>> begin PROVIDED INFORMATION
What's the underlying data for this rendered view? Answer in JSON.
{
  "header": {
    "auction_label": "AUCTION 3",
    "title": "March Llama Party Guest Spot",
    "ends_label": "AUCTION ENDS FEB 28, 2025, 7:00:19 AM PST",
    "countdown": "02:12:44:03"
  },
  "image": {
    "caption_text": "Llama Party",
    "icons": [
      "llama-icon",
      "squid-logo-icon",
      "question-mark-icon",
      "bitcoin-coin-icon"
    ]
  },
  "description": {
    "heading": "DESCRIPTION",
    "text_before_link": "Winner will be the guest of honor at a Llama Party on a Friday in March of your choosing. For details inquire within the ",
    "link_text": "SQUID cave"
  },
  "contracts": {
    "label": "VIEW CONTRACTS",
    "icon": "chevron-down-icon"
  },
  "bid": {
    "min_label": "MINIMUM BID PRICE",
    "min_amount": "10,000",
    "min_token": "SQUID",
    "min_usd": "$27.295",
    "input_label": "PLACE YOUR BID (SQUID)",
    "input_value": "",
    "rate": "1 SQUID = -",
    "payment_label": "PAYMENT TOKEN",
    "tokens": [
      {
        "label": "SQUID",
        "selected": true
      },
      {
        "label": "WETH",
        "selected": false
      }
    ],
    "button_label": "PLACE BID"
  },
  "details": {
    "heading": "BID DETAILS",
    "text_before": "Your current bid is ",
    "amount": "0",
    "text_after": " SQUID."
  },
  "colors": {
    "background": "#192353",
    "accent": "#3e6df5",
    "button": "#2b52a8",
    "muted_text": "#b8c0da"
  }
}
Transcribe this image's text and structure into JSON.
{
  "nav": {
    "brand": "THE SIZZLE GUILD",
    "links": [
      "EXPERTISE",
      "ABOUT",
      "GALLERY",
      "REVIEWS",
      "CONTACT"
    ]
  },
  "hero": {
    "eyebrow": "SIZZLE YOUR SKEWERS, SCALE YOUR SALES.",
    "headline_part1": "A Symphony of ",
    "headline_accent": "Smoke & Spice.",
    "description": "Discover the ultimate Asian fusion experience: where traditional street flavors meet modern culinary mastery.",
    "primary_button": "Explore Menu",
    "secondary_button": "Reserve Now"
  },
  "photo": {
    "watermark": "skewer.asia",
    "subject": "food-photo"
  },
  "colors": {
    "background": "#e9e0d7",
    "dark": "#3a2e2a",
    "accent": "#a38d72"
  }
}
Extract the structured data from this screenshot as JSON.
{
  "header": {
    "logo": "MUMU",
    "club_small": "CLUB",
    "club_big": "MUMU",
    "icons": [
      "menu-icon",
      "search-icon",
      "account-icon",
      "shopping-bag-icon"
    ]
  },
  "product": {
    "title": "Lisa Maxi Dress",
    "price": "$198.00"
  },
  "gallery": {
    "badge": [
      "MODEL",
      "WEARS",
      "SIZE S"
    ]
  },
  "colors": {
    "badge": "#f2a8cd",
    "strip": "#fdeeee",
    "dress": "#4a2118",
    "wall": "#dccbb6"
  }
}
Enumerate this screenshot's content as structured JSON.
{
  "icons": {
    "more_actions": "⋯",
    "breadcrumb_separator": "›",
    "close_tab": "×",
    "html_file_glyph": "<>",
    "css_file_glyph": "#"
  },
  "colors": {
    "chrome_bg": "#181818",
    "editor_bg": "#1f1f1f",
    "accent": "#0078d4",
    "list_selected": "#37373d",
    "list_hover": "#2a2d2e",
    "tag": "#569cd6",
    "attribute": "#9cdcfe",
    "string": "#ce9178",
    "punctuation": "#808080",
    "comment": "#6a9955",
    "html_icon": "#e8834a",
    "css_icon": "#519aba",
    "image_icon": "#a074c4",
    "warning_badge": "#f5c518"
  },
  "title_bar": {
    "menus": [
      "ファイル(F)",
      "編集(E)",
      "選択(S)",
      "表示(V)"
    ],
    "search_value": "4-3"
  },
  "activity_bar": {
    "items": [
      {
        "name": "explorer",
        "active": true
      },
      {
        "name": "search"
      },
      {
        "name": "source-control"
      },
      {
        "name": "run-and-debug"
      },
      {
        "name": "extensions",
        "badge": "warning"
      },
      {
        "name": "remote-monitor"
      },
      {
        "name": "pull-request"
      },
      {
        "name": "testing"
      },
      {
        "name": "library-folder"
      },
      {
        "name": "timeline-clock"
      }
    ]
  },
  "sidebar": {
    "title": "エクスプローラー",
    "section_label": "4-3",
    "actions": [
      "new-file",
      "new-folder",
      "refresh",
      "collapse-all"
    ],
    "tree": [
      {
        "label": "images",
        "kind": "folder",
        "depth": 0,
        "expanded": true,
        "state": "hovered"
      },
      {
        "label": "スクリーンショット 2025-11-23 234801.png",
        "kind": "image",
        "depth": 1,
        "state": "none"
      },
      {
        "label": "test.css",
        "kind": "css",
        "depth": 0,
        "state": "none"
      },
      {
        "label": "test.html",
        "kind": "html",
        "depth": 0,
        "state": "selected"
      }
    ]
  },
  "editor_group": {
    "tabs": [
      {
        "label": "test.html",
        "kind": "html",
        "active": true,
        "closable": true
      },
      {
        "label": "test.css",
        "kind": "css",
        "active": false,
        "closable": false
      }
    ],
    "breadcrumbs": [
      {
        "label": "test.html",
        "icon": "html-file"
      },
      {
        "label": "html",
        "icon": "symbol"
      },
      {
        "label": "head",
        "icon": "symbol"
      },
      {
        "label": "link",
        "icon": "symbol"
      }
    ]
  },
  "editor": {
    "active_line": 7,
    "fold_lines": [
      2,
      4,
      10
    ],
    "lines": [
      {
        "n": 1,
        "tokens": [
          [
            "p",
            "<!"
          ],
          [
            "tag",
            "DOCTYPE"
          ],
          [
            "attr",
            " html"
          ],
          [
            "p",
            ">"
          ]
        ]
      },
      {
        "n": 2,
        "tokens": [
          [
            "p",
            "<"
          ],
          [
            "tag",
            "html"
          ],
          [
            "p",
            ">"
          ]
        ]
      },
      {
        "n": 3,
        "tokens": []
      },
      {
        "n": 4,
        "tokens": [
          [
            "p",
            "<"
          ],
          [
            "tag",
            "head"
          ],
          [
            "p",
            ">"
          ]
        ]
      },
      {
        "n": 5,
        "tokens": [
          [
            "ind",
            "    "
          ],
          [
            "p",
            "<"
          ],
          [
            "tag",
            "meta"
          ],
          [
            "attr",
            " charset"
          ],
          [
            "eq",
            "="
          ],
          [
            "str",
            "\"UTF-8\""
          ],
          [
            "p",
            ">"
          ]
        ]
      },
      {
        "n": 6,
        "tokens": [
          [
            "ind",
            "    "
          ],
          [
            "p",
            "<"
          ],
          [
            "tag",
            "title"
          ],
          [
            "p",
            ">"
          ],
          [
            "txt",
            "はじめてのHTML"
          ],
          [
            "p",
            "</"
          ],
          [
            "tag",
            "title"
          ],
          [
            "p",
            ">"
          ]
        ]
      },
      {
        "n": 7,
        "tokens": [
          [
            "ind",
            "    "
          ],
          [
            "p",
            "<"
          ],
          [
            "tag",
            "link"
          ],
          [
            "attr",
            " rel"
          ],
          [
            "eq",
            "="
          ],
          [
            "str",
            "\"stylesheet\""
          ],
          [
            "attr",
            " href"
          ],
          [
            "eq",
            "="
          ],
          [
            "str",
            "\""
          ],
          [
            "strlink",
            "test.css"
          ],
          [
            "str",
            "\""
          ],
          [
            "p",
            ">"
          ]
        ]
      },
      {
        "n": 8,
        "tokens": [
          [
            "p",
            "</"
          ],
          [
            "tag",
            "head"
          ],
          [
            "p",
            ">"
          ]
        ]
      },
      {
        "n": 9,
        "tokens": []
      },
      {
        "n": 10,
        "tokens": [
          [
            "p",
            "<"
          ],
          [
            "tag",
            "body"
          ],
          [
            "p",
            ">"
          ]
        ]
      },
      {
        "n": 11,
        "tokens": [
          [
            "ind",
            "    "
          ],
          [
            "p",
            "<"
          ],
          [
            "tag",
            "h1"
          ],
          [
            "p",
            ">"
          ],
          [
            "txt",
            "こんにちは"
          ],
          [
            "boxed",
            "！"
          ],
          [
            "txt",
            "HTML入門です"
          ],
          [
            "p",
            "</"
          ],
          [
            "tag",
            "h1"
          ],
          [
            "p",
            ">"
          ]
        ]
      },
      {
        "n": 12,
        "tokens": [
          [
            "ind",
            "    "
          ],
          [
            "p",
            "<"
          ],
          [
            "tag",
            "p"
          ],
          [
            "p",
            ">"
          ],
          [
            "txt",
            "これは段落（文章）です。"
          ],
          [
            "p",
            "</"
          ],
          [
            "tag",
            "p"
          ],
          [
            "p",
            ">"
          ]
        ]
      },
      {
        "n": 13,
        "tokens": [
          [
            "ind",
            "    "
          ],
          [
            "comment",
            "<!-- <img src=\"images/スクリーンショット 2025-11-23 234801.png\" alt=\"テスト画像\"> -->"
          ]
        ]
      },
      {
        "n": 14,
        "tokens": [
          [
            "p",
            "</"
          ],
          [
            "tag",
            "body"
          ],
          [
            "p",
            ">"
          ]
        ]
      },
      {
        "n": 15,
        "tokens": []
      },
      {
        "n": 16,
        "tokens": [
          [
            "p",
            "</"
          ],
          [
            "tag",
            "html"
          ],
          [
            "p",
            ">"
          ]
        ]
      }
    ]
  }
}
>> end PROVIDED INFORMATION
● OBJECTIVE
Pick out lines containing the word "structured", each one as written.

● PROBLEM SOLUTION
Extract the structured data from this screenshot as JSON.
Enumerate this screenshot's content as structured JSON.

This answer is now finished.